++++ EXERCISE INPUTS

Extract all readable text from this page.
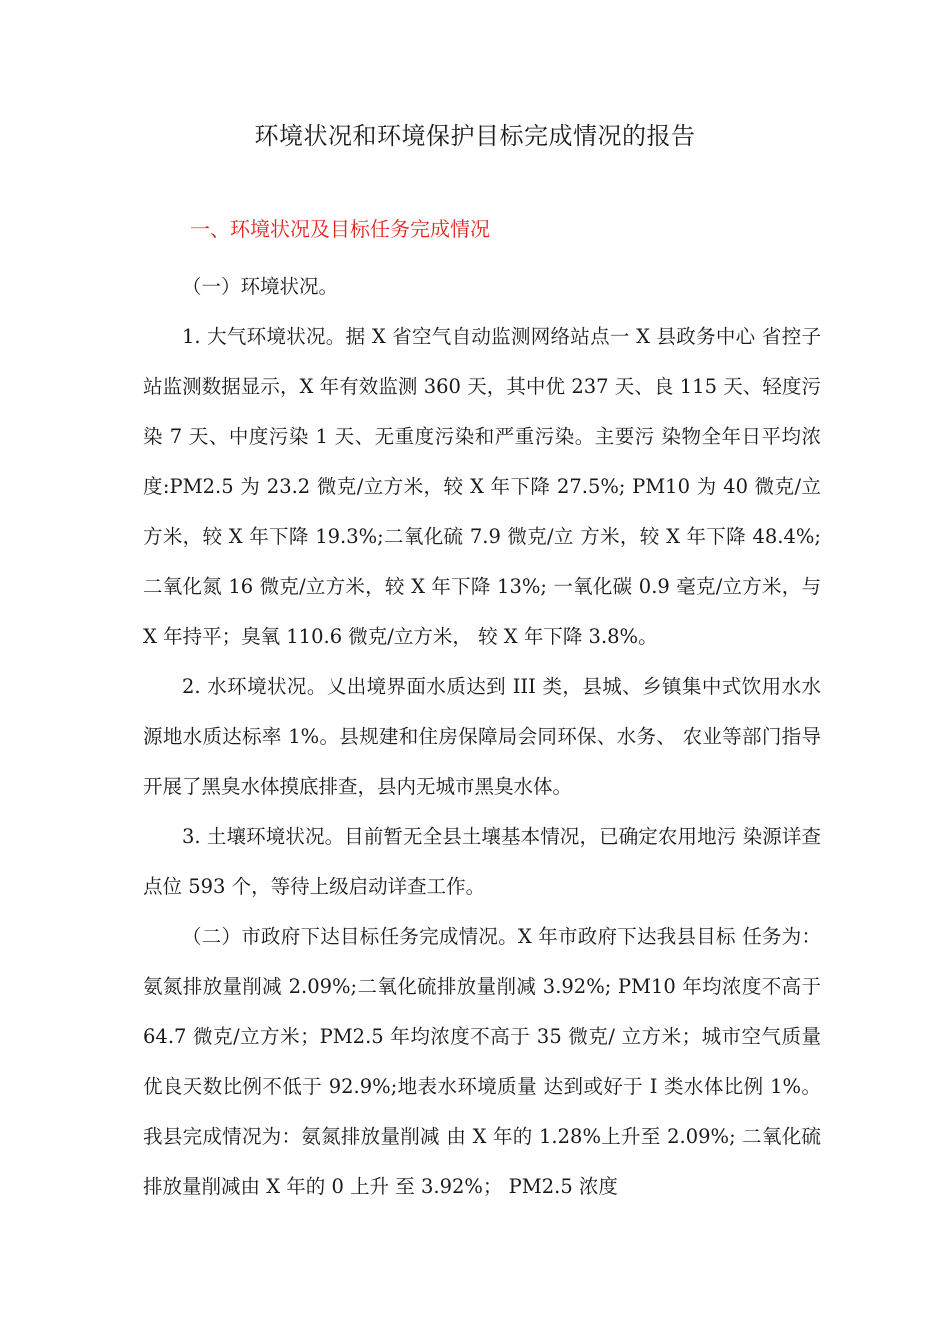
环境状况和环境保护目标完成情况的报告
一、环境状况及目标任务完成情况

（一）环境状况。

1. 大气环境状况。据 X 省空气自动监测网络站点一 X 县政务中心 省控子站监测数据显示，X 年有效监测 360 天，其中优 237 天、良 115 天、轻度污染 7 天、中度污染 1 天、无重度污染和严重污染。主要污 染物全年日平均浓度:PM2.5 为 23.2 微克/立方米，较 X 年下降 27.5%; PM10 为 40 微克/立方米，较 X 年下降 19.3%;二氧化硫 7.9 微克/立 方米，较 X 年下降 48.4%;二氧化氮 16 微克/立方米，较 X 年下降 13%; 一氧化碳 0.9 毫克/立方米，与 X 年持平；臭氧 110.6 微克/立方米， 较 X 年下降 3.8%。

2. 水环境状况。乂出境界面水质达到 III 类，县城、乡镇集中式饮用水水源地水质达标率 1%。县规建和住房保障局会同环保、水务、 农业等部门指导开展了黑臭水体摸底排查，县内无城市黑臭水体。

3. 土壤环境状况。目前暂无全县土壤基本情况，已确定农用地污 染源详查点位 593 个，等待上级启动详查工作。

（二）市政府下达目标任务完成情况。X 年市政府下达我县目标 任务为：氨氮排放量削减 2.09%;二氧化硫排放量削减 3.92%; PM10 年均浓度不高于 64.7 微克/立方米；PM2.5 年均浓度不高于 35 微克/ 立方米；城市空气质量优良天数比例不低于 92.9%;地表水环境质量 达到或好于 I 类水体比例 1%。我县完成情况为：氨氮排放量削减 由 X 年的 1.28%上升至 2.09%; 二氧化硫排放量削减由 X 年的 0 上升 至 3.92%； PM2.5 浓度
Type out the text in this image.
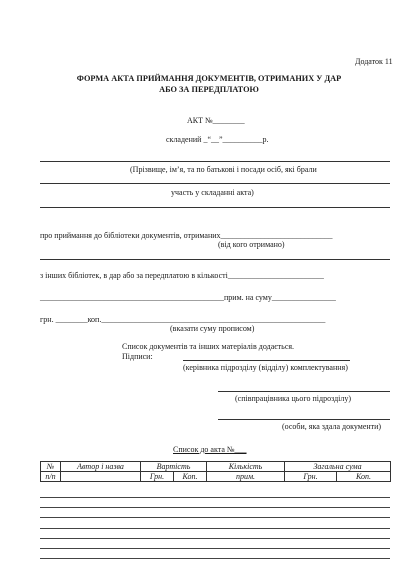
Додаток 11
ФОРМА АКТА ПРИЙМАННЯ ДОКУМЕНТІВ, ОТРИМАНИХ У ДАР
АБО ЗА ПЕРЕДПЛАТОЮ
АКТ №________
складений _“__”__________р.
(Прізвище, ім’я, та по батькові і посади осіб, які брали
участь у складанні акта)
про приймання до бібліотеки документів, отриманих____________________________
(від кого отримано)
з інших бібліотек, в дар або за передплатою в кількості________________________
______________________________________________прим. на суму________________
грн. ________коп.________________________________________________________
(вказати суму прописом)
Список документів та інших матеріалів додається.
Підписи:
(керівника підрозділу (відділу) комплектування)
(співпрацівника цього підрозділу)
(особи, яка здала документи)
Список до акта №___
№	Автор і назва	Вартість		Кількість	Загальна сума	
п/п		Грн.	Коп.	прим.	Грн.	Коп.
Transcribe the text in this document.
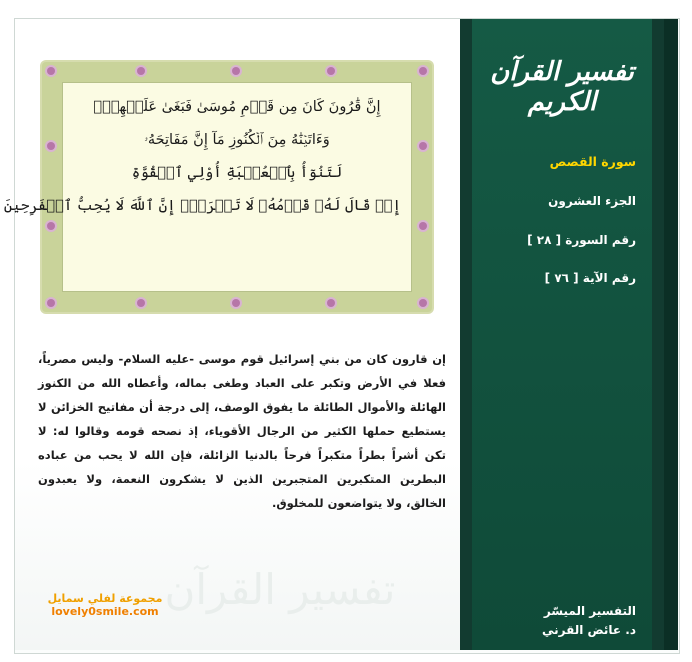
إِنَّ قَٰرُونَ كَانَ مِن قَوۡمِ مُوسَىٰ فَبَغَىٰ عَلَيۡهِمۡۖ
وَءَاتَيۡنَٰهُ مِنَ ٱلۡكُنُوزِ مَآ إِنَّ مَفَاتِحَهُۥ
لَتَنُوٓأُ بِٱلۡعُصۡبَةِ أُوْلِي ٱلۡقُوَّةِ
إِذۡ قَالَ لَهُۥ قَوۡمُهُۥ لَا تَفۡرَحۡۖ إِنَّ ٱللَّهَ لَا يُحِبُّ ٱلۡفَرِحِينَ
إن قارون كان من بني إسرائيل قوم موسى -عليه السلام- وليس مصرياً، فعلا في الأرض وتكبر على العباد وطغى بماله، وأعطاه الله من الكنوز الهائلة والأموال الطائلة ما يفوق الوصف، إلى درجة أن مفاتيح الخزائن لا يستطيع حملها الكثير من الرجال الأقوياء، إذ نصحه قومه وقالوا له: لا تكن أشراً بطراً متكبراً فرحاً بالدنيا الزائلة، فإن الله لا يحب من عباده البطرين المتكبرين المتجبرين الذين لا يشكرون النعمة، ولا يعبدون الخالق، ولا يتواضعون للمخلوق.
تفسير القرآن
مجموعة لفلي سمايل
lovely0smile.com
تفسير القرآن الكريم
سورة القصص
الجزء العشرون
رقم السورة [ ٢٨ ]
رقم الآية [ ٧٦ ]
التفسير الميسّر
د. عائض القرني
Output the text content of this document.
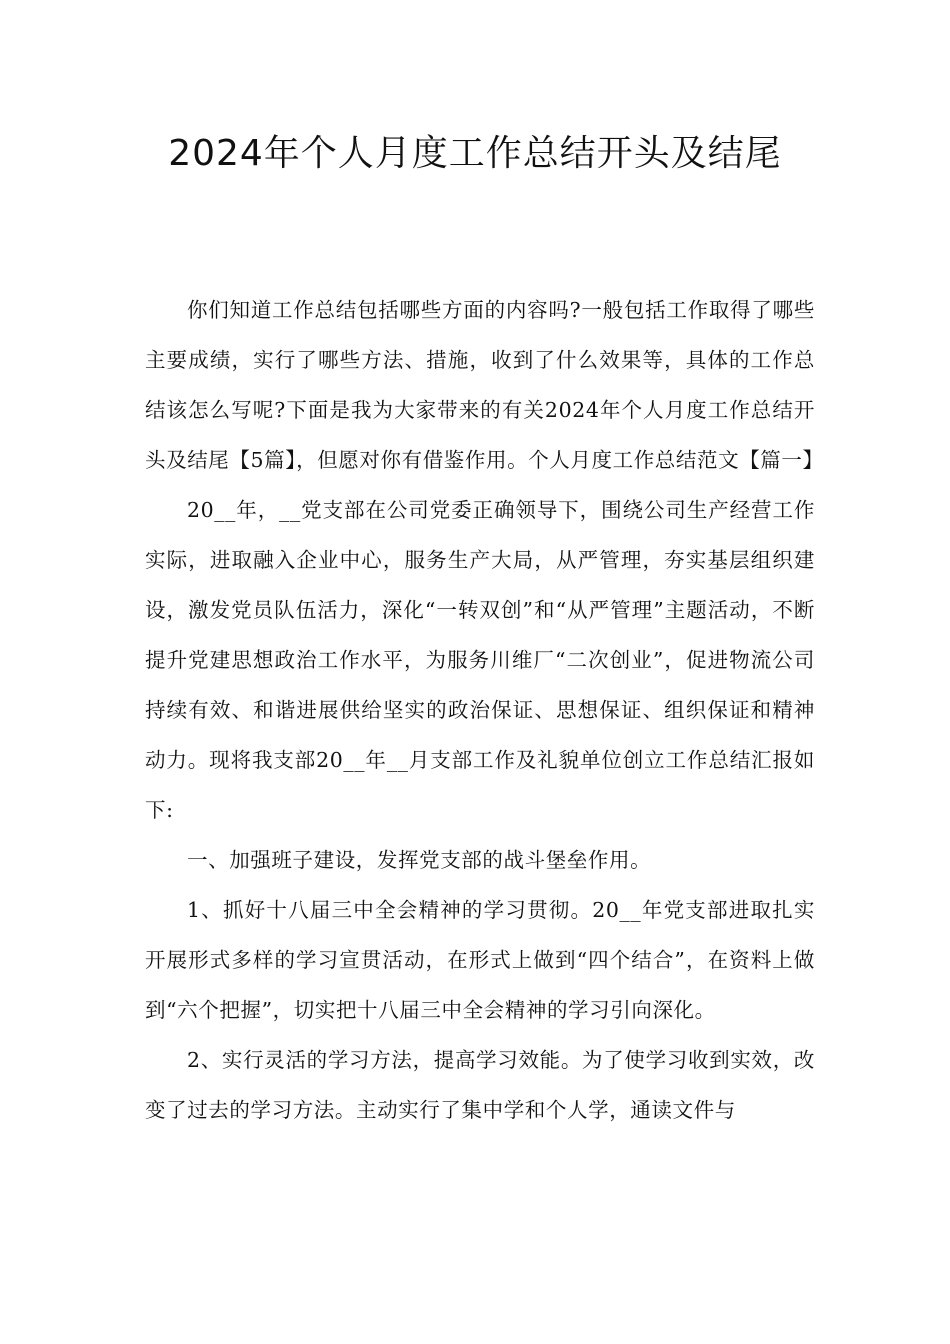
2024年个人月度工作总结开头及结尾

你们知道工作总结包括哪些方面的内容吗?一般包括工作取得了哪些主要成绩，实行了哪些方法、措施，收到了什么效果等，具体的工作总结该怎么写呢?下面是我为大家带来的有关2024年个人月度工作总结开头及结尾【5篇】，但愿对你有借鉴作用。个人月度工作总结范文【篇一】

20__年，__党支部在公司党委正确领导下，围绕公司生产经营工作实际，进取融入企业中心，服务生产大局，从严管理，夯实基层组织建设，激发党员队伍活力，深化“一转双创”和“从严管理”主题活动，不断提升党建思想政治工作水平，为服务川维厂“二次创业”，促进物流公司持续有效、和谐进展供给坚实的政治保证、思想保证、组织保证和精神动力。现将我支部20__年__月支部工作及礼貌单位创立工作总结汇报如下:

一、加强班子建设，发挥党支部的战斗堡垒作用。

1、抓好十八届三中全会精神的学习贯彻。20__年党支部进取扎实开展形式多样的学习宣贯活动，在形式上做到“四个结合”，在资料上做到“六个把握”，切实把十八届三中全会精神的学习引向深化。

2、实行灵活的学习方法，提高学习效能。为了使学习收到实效，改变了过去的学习方法。主动实行了集中学和个人学，通读文件与
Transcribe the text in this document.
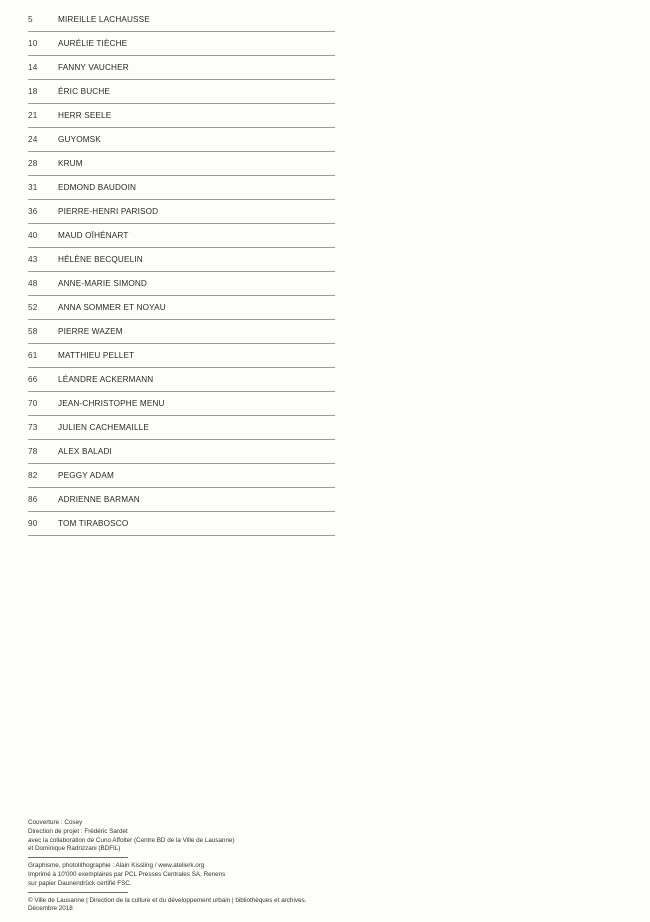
5	MIREILLE LACHAUSSE
10	AURÉLIE TIÈCHE
14	FANNY VAUCHER
18	ÉRIC BUCHE
21	HERR SEELE
24	GUYOMSK
28	KRUM
31	EDMOND BAUDOIN
36	PIERRE-HENRI PARISOD
40	MAUD OÏHÉNART
43	HÉLÈNE BECQUELIN
48	ANNE-MARIE SIMOND
52	ANNA SOMMER ET NOYAU
58	PIERRE WAZEM
61	MATTHIEU PELLET
66	LÉANDRE ACKERMANN
70	JEAN-CHRISTOPHE MENU
73	JULIEN CACHEMAILLE
78	ALEX BALADI
82	PEGGY ADAM
86	ADRIENNE BARMAN
90	TOM TIRABOSCO
Couverture : Cosey
Direction de projet : Frédéric Sardet
avec la collaboration de Cuno Affolter (Centre BD de la Ville de Lausanne)
et Dominique Radrizzani (BDFIL)
Graphisme, photolithographie : Alain Kissling / www.atelierk.org
Imprimé à 10'000 exemplaires par PCL Presses Centrales SA, Renens
sur papier Daunendrück certifié FSC.
© Ville de Lausanne | Direction de la culture et du développement urbain | bibliothèques et archives.
Décembre 2018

++++++++

- _WRITTEN INSTRUCTION_
Working from the entries above, return all lines that contain "підрозділу".

- _ANSWER FOR THE TASK_
(керівника підрозділу (відділу) комплектування)
(співпрацівника цього підрозділу)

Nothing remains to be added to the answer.